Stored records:
——
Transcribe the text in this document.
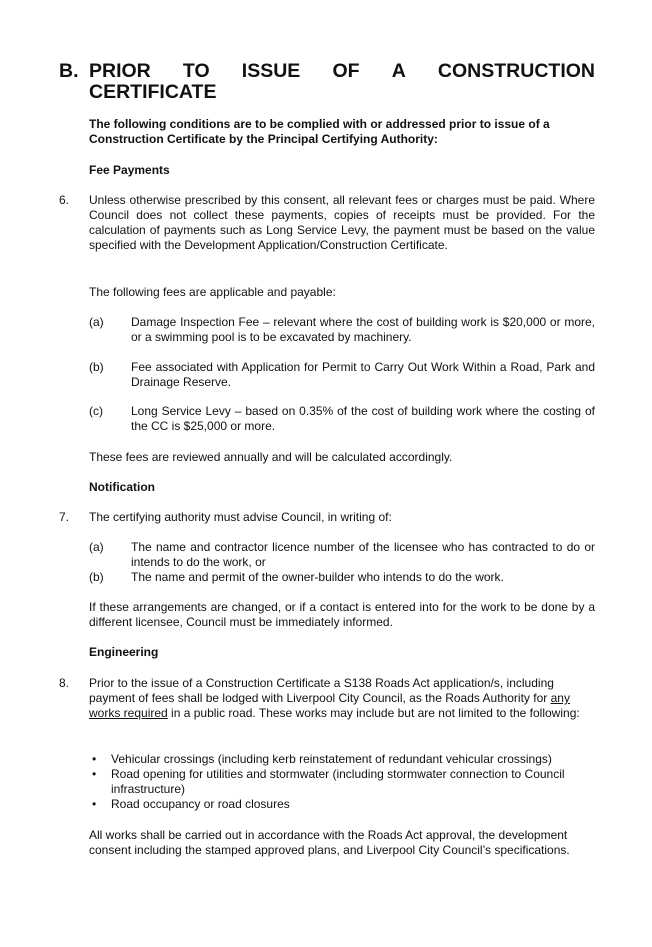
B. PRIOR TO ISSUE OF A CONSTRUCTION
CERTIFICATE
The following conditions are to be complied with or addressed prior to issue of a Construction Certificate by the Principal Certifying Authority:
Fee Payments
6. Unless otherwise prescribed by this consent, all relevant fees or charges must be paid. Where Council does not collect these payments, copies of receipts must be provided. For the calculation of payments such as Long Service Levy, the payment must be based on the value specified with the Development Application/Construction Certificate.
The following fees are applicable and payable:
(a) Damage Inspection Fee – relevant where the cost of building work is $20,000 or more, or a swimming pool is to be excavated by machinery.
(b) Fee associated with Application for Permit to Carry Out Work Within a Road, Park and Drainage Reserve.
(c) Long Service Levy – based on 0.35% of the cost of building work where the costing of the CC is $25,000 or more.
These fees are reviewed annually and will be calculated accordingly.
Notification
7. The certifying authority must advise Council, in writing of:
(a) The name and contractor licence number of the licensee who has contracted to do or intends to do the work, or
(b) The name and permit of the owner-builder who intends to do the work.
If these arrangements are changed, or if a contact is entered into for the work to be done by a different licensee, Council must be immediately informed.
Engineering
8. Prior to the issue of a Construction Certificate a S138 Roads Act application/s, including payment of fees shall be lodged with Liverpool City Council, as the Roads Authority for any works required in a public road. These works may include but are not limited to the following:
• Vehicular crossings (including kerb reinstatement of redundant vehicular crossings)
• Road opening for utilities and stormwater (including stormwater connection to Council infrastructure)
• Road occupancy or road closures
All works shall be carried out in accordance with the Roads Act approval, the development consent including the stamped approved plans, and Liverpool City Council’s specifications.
——
[Exercise prompt]
Only the number is wanted: how many lines in the data include the word "based"?

[Reply]
2